→ **Aim of the exercise**:
Repeat the full listing below verbatim and keep the images out.

'''

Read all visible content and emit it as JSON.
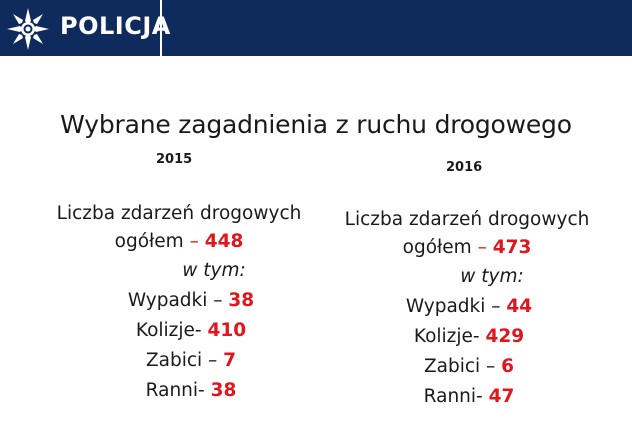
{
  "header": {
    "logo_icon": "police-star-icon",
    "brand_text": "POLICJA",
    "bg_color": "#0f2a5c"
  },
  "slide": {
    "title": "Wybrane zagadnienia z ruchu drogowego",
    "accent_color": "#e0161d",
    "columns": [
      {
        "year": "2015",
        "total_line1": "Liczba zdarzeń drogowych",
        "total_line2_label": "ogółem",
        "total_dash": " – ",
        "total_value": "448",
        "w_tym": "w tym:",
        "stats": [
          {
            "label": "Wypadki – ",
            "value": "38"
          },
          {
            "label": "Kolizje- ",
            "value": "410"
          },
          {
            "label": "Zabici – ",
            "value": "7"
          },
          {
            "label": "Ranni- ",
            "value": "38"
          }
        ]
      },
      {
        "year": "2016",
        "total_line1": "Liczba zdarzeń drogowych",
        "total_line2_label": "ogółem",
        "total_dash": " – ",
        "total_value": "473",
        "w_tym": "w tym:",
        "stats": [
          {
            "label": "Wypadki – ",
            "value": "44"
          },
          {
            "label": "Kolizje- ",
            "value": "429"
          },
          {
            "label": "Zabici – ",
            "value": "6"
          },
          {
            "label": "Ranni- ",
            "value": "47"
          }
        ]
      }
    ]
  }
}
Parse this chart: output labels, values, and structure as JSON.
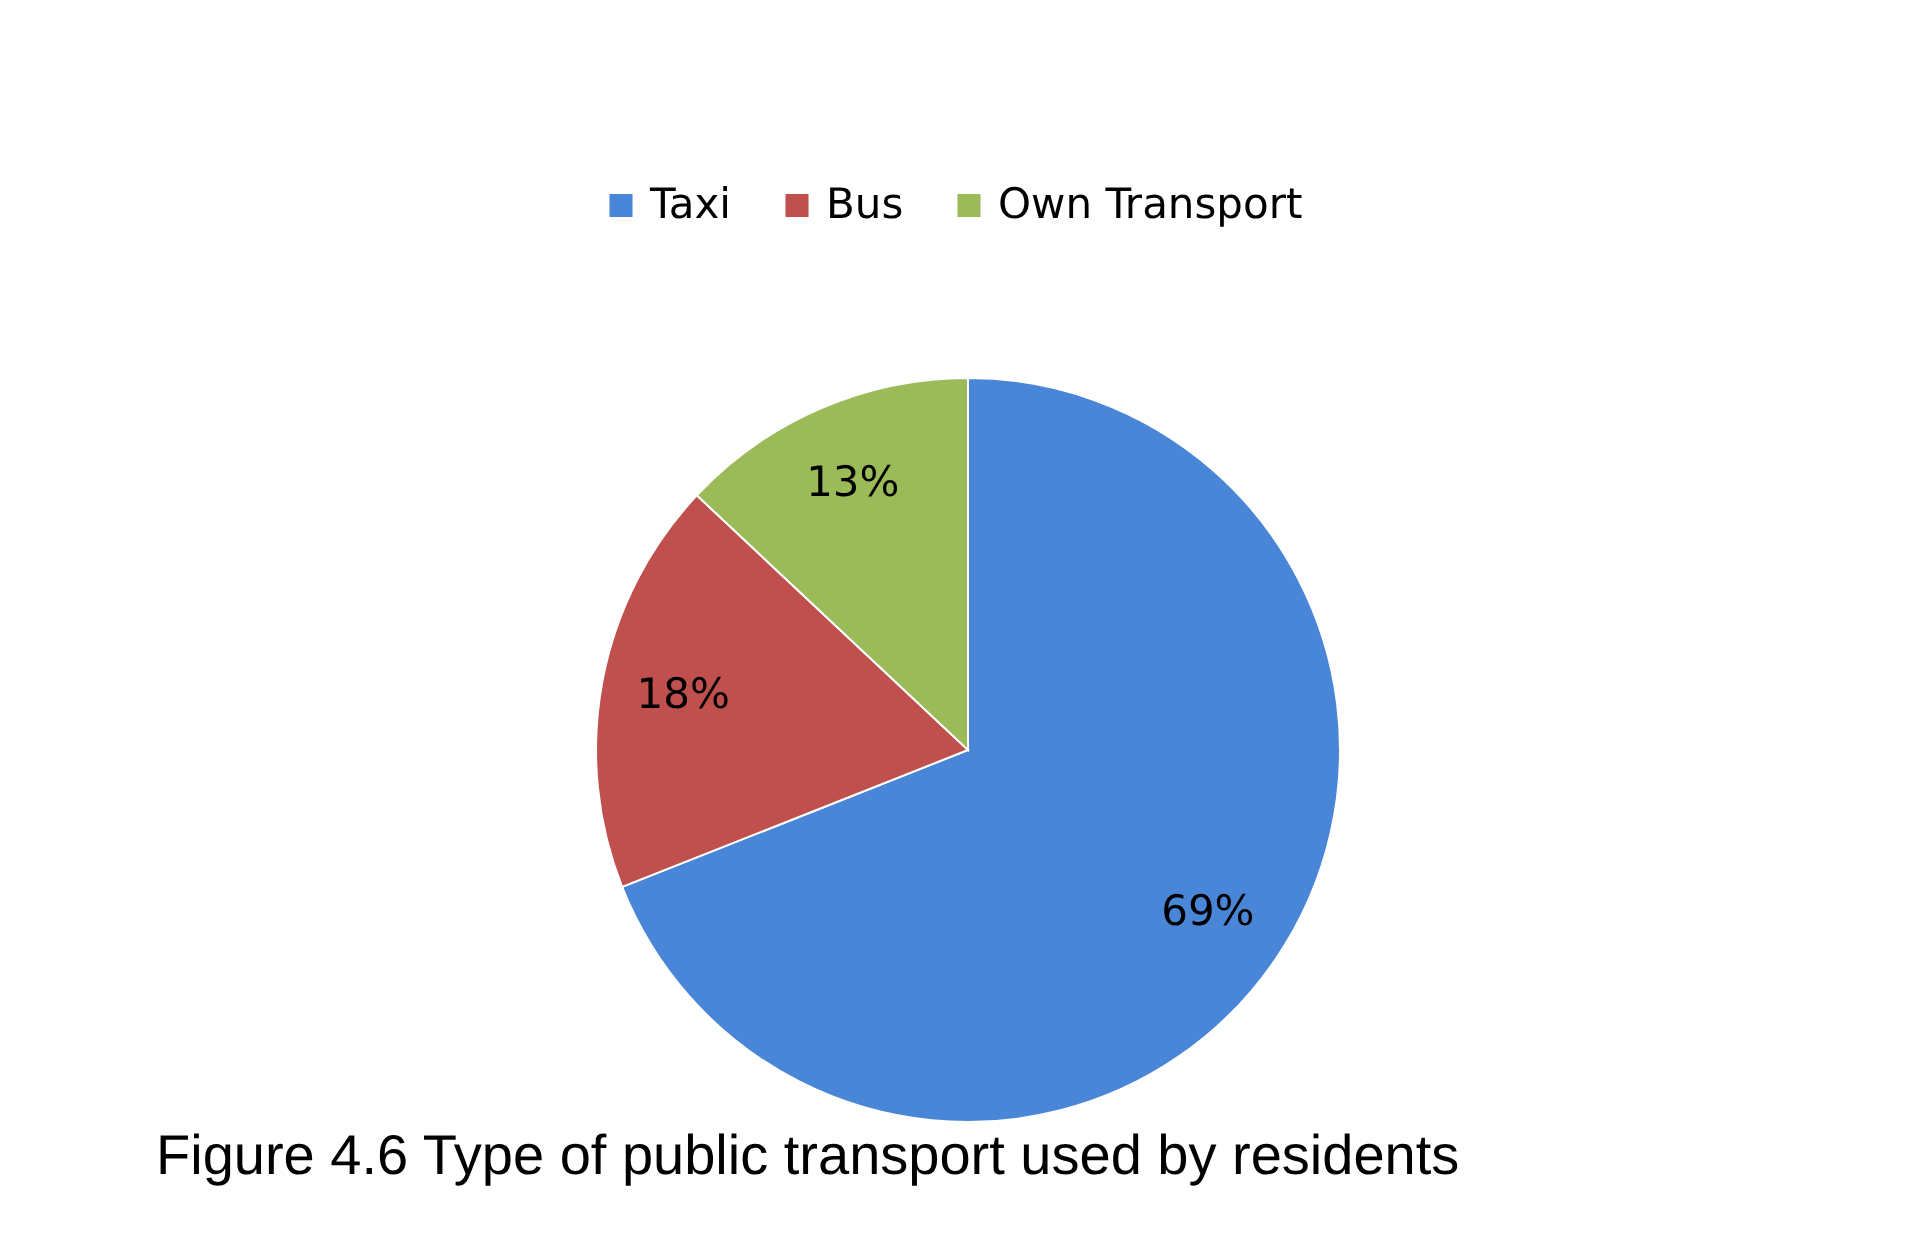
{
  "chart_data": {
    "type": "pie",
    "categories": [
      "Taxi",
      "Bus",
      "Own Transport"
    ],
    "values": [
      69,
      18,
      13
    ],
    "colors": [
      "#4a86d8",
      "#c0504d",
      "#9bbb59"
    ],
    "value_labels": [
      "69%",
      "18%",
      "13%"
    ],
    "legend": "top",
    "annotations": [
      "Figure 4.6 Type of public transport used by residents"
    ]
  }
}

'''

→ **Solution to the problem**:
Read all visible content and emit it as JSON.
{
  "header": {
    "logo_icon": "police-star-icon",
    "brand_text": "POLICJA",
    "bg_color": "#0f2a5c"
  },
  "slide": {
    "title": "Wybrane zagadnienia z ruchu drogowego",
    "accent_color": "#e0161d",
    "columns": [
      {
        "year": "2015",
        "total_line1": "Liczba zdarzeń drogowych",
        "total_line2_label": "ogółem",
        "total_dash": " – ",
        "total_value": "448",
        "w_tym": "w tym:",
        "stats": [
          {
            "label": "Wypadki – ",
            "value": "38"
          },
          {
            "label": "Kolizje- ",
            "value": "410"
          },
          {
            "label": "Zabici – ",
            "value": "7"
          },
          {
            "label": "Ranni- ",
            "value": "38"
          }
        ]
      },
      {
        "year": "2016",
        "total_line1": "Liczba zdarzeń drogowych",
        "total_line2_label": "ogółem",
        "total_dash": " – ",
        "total_value": "473",
        "w_tym": "w tym:",
        "stats": [
          {
            "label": "Wypadki – ",
            "value": "44"
          },
          {
            "label": "Kolizje- ",
            "value": "429"
          },
          {
            "label": "Zabici – ",
            "value": "6"
          },
          {
            "label": "Ranni- ",
            "value": "47"
          }
        ]
      }
    ]
  }
}
Parse this chart: output labels, values, and structure as JSON.
{
  "chart_data": {
    "type": "pie",
    "categories": [
      "Taxi",
      "Bus",
      "Own Transport"
    ],
    "values": [
      69,
      18,
      13
    ],
    "colors": [
      "#4a86d8",
      "#c0504d",
      "#9bbb59"
    ],
    "value_labels": [
      "69%",
      "18%",
      "13%"
    ],
    "legend": "top",
    "annotations": [
      "Figure 4.6 Type of public transport used by residents"
    ]
  }
}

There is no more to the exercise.